**Exercise prompt**
Wherever the word "soup" appears in the entries, copy the whole line.

[Stored entries]
========================================

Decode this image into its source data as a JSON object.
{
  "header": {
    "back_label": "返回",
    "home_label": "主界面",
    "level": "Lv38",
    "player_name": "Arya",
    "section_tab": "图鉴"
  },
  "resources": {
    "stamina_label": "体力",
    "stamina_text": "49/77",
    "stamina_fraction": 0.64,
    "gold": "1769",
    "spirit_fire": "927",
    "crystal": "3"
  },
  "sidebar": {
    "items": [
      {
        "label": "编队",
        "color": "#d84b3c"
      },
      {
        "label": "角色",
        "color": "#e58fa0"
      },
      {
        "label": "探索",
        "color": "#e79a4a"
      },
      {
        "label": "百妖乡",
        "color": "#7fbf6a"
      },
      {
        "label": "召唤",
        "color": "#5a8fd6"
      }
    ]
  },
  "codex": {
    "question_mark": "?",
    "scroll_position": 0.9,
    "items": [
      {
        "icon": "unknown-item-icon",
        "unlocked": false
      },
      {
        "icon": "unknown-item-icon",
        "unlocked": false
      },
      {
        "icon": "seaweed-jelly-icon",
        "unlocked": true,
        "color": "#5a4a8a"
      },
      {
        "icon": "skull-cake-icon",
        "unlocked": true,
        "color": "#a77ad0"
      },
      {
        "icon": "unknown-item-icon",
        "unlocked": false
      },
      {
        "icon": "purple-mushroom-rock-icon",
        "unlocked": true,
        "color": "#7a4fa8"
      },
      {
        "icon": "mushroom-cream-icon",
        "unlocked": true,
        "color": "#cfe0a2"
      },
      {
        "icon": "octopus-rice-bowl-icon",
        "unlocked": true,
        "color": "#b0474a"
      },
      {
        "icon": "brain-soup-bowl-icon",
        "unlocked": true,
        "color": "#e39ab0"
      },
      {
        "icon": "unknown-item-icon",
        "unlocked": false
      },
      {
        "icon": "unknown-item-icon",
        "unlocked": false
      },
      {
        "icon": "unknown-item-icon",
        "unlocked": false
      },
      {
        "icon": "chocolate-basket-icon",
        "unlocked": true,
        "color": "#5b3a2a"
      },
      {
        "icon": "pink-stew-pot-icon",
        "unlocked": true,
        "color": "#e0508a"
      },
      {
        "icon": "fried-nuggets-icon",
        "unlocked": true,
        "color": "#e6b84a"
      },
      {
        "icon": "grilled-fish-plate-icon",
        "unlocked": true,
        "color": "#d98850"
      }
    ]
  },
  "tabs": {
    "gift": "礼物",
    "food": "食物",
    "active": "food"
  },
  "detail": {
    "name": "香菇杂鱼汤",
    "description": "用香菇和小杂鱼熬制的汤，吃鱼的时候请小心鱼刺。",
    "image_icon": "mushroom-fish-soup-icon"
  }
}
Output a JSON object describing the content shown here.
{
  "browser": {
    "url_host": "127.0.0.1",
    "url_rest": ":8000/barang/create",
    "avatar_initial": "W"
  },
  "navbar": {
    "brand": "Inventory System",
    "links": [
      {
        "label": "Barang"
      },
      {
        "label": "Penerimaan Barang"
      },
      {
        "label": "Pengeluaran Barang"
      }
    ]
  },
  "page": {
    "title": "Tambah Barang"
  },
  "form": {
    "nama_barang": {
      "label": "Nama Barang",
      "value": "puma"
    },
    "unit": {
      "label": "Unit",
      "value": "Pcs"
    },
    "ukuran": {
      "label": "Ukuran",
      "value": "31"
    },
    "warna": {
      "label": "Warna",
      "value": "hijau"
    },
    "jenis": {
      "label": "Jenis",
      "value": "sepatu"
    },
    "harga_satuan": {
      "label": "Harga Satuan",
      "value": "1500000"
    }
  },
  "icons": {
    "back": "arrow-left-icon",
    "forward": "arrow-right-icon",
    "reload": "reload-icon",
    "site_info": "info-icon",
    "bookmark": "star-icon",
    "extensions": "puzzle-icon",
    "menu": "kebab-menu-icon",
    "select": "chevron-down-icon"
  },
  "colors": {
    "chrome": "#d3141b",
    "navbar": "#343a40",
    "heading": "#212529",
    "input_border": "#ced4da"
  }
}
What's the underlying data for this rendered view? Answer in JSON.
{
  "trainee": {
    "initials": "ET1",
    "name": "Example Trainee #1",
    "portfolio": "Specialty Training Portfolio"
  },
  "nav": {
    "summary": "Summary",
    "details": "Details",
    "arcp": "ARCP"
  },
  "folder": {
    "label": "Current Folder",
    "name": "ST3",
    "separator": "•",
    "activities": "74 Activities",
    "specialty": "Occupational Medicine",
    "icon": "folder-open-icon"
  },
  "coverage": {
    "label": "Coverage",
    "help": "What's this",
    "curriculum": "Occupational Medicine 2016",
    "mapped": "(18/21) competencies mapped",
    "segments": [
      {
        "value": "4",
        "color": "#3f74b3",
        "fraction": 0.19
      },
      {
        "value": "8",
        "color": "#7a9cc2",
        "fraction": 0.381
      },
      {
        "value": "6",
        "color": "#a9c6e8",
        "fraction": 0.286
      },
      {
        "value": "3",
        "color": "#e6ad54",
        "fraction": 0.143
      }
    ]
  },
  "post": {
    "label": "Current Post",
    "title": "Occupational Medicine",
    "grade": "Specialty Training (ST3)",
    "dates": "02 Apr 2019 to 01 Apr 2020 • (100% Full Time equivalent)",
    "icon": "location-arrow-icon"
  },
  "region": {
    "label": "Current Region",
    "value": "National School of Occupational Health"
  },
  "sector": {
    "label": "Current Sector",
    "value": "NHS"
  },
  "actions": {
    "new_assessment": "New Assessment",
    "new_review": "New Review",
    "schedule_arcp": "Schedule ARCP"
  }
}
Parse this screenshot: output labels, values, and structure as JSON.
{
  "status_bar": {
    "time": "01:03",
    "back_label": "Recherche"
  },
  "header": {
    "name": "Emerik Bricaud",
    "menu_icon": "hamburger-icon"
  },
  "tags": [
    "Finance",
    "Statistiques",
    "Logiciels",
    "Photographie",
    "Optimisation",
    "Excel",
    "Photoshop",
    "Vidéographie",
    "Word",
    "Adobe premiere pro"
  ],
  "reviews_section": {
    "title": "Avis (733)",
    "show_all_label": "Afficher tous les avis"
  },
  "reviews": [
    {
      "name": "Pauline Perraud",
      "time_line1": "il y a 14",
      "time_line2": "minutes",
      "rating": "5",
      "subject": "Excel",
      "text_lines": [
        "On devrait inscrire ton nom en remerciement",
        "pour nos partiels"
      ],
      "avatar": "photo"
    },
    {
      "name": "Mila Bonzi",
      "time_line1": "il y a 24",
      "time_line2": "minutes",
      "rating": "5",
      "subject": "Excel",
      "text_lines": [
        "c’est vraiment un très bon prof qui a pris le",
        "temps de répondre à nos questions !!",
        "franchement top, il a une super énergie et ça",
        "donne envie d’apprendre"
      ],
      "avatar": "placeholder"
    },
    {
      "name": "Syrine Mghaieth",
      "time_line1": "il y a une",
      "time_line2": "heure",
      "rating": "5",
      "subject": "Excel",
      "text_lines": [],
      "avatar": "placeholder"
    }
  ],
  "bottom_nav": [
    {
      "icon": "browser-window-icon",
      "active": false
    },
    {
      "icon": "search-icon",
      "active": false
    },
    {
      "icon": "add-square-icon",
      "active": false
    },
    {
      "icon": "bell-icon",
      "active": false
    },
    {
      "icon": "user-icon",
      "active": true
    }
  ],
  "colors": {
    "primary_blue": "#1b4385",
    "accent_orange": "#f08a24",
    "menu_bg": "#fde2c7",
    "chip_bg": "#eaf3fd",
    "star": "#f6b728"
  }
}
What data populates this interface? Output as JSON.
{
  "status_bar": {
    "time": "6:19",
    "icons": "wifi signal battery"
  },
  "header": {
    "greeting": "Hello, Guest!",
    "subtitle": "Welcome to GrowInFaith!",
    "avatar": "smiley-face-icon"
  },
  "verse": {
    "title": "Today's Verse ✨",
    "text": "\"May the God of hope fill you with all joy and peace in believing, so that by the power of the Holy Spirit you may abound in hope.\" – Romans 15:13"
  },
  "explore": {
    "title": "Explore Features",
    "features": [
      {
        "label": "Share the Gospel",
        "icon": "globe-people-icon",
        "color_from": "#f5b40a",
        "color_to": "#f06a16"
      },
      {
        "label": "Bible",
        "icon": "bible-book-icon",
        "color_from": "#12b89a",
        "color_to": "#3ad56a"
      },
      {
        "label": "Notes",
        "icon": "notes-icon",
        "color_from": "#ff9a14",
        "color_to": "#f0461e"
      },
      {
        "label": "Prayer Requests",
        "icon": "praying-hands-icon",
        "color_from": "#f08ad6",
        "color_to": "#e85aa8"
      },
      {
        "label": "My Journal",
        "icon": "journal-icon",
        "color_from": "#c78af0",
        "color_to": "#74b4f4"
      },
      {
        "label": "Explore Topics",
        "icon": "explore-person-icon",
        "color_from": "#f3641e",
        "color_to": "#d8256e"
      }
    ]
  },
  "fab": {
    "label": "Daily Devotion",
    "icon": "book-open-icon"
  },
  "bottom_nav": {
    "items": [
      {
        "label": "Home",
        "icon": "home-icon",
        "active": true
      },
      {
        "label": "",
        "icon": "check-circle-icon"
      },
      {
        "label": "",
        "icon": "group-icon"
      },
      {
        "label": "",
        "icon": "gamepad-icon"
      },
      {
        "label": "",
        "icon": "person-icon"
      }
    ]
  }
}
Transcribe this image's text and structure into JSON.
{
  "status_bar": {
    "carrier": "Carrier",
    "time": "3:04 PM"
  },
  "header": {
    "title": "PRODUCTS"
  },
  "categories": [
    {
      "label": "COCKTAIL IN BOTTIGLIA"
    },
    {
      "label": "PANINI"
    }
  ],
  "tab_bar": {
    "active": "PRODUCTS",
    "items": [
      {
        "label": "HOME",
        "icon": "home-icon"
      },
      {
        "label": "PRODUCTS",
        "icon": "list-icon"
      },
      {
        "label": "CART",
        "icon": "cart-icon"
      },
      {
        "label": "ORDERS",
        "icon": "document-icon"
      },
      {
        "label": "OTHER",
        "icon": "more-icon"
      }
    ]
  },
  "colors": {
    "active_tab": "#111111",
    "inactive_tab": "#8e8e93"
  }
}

========================================

**The output**
        "icon": "brain-soup-bowl-icon",
    "image_icon": "mushroom-fish-soup-icon"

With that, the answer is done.